> WHAT YOU NEED TO DO: When a line of the records contains "Ketone", copy it.

> EXCERPTED DATA:
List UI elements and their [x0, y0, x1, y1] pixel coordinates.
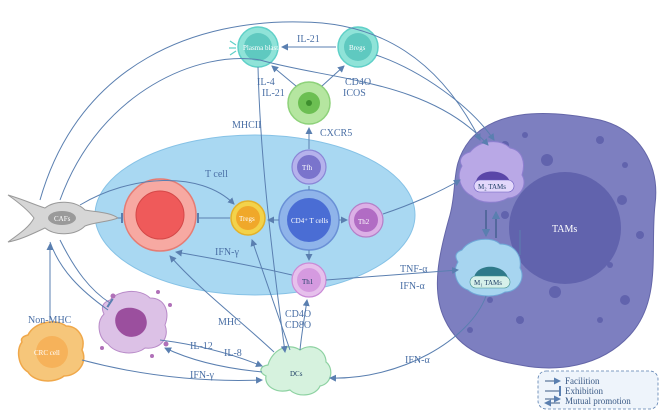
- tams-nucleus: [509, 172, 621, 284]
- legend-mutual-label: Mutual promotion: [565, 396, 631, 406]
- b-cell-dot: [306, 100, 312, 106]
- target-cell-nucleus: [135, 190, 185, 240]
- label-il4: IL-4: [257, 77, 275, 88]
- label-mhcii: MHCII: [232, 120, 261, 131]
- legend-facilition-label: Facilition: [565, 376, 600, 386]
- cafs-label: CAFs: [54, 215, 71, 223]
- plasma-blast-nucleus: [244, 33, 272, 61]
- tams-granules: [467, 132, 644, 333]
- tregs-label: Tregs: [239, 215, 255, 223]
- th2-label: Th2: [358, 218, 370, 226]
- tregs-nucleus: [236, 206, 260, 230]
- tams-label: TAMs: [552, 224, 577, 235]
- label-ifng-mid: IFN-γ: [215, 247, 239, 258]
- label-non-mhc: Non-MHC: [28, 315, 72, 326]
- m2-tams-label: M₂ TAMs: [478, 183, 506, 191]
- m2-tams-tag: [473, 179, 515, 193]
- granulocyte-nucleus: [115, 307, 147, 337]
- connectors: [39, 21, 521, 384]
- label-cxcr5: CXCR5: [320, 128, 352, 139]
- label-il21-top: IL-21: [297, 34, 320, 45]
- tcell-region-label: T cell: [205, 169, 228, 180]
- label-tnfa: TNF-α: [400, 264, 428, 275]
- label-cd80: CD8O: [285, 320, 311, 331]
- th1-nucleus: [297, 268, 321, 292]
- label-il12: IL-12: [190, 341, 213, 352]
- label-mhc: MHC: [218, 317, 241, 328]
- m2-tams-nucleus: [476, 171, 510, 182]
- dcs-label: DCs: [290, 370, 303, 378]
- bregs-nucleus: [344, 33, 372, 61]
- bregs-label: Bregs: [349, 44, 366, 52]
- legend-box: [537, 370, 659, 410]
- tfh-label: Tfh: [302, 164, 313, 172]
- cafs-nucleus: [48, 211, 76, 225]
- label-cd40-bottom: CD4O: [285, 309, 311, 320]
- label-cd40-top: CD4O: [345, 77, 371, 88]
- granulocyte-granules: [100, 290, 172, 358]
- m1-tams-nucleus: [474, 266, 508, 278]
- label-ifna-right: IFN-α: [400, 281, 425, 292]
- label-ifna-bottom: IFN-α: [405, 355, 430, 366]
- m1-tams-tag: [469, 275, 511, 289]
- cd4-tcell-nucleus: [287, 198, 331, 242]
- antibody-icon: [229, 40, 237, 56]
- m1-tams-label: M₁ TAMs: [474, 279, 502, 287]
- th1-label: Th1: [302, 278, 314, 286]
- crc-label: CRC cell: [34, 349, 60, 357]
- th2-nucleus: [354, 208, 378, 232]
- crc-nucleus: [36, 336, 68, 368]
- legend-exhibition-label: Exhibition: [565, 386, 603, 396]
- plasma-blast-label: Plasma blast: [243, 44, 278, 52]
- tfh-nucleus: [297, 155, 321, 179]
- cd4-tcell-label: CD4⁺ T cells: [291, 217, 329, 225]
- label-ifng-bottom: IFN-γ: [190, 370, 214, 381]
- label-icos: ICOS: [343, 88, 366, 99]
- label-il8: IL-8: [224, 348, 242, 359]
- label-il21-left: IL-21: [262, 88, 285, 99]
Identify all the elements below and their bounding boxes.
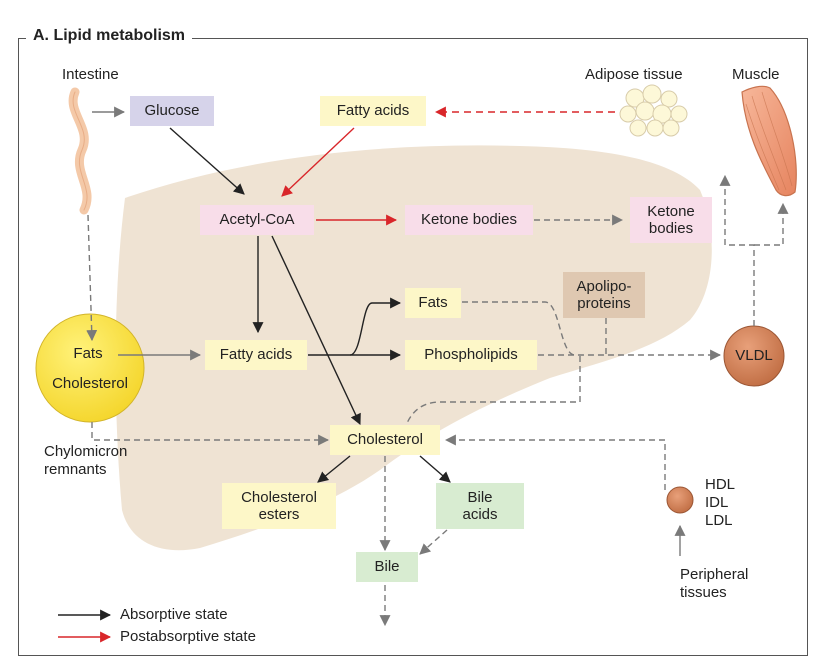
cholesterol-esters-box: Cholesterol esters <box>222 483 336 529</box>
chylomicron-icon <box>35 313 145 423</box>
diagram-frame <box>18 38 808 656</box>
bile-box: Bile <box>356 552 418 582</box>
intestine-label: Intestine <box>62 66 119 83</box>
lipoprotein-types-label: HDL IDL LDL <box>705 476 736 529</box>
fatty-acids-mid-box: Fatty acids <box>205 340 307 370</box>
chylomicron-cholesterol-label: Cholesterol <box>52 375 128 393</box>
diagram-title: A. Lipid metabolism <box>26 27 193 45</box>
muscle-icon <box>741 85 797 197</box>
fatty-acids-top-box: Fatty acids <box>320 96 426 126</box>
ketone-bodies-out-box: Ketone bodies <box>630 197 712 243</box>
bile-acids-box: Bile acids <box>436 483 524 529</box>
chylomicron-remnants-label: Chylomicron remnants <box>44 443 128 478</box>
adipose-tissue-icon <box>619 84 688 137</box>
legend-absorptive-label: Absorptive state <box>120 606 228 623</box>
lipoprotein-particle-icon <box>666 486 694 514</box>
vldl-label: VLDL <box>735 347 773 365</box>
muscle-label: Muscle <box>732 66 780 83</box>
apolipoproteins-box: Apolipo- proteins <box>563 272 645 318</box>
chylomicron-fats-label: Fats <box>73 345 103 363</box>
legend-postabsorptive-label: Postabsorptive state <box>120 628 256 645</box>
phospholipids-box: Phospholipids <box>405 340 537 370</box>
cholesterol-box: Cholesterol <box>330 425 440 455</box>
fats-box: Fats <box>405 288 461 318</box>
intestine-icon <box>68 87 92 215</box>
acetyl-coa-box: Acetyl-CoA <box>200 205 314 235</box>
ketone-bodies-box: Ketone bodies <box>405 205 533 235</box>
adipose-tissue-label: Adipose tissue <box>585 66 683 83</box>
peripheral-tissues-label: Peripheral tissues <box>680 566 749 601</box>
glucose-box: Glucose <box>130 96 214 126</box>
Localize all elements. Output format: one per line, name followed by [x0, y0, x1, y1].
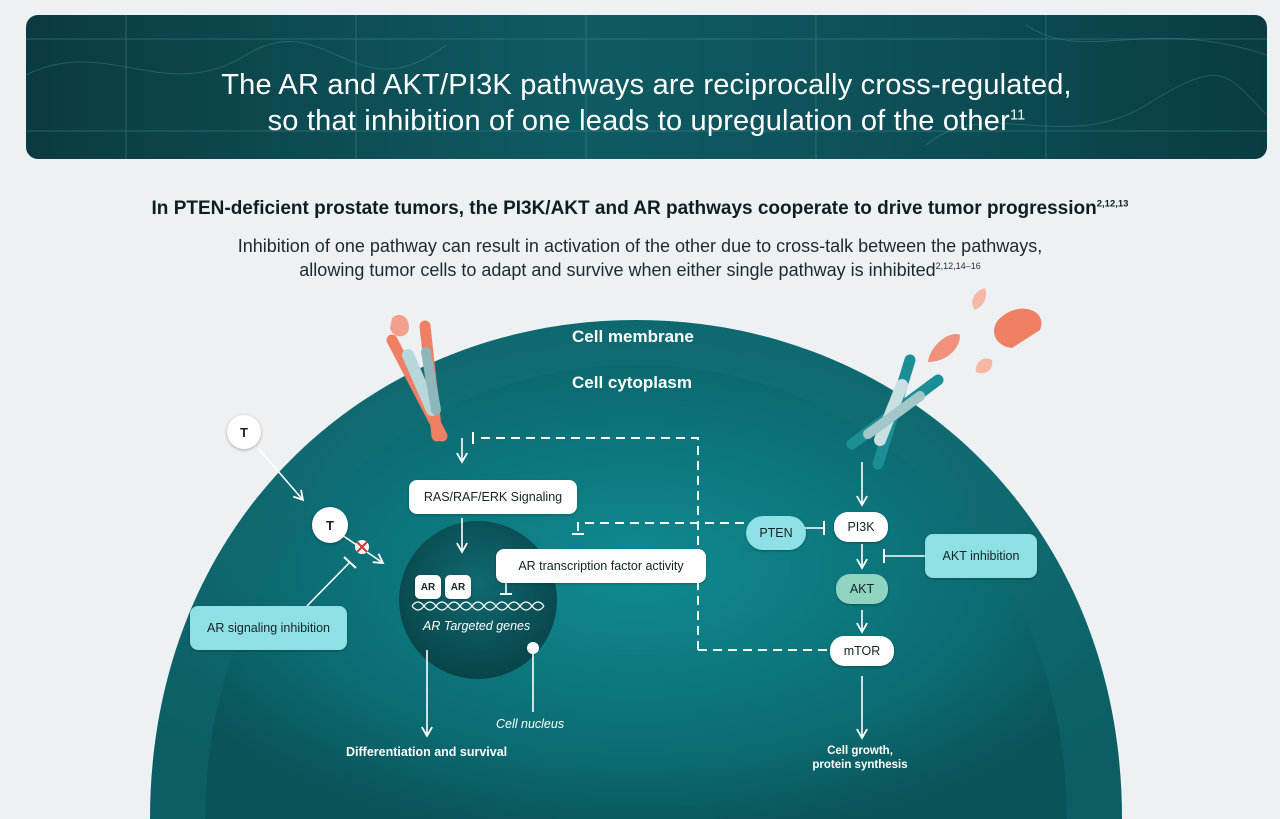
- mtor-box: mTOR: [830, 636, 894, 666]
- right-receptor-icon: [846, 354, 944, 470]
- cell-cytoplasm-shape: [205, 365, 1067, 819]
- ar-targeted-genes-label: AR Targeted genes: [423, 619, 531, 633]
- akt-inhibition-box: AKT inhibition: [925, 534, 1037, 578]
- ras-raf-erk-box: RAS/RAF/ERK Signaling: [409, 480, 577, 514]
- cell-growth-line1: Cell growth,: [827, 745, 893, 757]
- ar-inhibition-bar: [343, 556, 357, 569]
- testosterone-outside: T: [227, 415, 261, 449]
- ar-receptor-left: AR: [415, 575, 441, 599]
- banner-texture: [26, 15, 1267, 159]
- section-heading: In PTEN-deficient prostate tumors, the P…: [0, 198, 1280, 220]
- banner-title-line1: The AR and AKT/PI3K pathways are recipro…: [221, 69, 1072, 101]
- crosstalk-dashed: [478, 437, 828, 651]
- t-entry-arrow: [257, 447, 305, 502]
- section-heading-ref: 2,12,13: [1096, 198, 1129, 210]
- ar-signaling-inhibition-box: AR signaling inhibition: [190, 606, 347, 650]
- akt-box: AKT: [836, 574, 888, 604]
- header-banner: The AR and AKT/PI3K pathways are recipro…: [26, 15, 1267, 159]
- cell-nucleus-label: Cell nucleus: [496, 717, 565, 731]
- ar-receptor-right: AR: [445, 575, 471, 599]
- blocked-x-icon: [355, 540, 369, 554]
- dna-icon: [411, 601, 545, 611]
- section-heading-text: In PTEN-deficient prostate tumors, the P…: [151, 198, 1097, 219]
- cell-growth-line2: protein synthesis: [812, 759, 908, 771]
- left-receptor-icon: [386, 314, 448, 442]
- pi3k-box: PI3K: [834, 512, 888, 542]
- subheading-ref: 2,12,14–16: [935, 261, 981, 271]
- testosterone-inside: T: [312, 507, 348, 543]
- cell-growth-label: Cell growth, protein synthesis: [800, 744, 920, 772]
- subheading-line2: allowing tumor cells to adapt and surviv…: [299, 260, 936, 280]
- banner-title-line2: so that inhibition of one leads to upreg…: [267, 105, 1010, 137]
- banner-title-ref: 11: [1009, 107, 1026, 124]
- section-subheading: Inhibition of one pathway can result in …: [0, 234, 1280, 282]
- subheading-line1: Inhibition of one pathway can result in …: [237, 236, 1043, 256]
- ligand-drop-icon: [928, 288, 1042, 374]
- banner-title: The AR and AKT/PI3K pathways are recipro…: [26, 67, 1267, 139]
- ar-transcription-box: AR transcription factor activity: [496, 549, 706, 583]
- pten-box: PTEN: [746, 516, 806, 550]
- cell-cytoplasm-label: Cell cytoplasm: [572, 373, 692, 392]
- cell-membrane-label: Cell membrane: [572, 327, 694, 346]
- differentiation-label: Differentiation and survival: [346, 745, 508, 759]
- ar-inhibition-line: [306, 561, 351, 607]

> ANSWER BELOW:
ketone-bodies-out-box: Ketone bodies <box>630 197 712 243</box>
ketone-bodies-box: Ketone bodies <box>405 205 533 235</box>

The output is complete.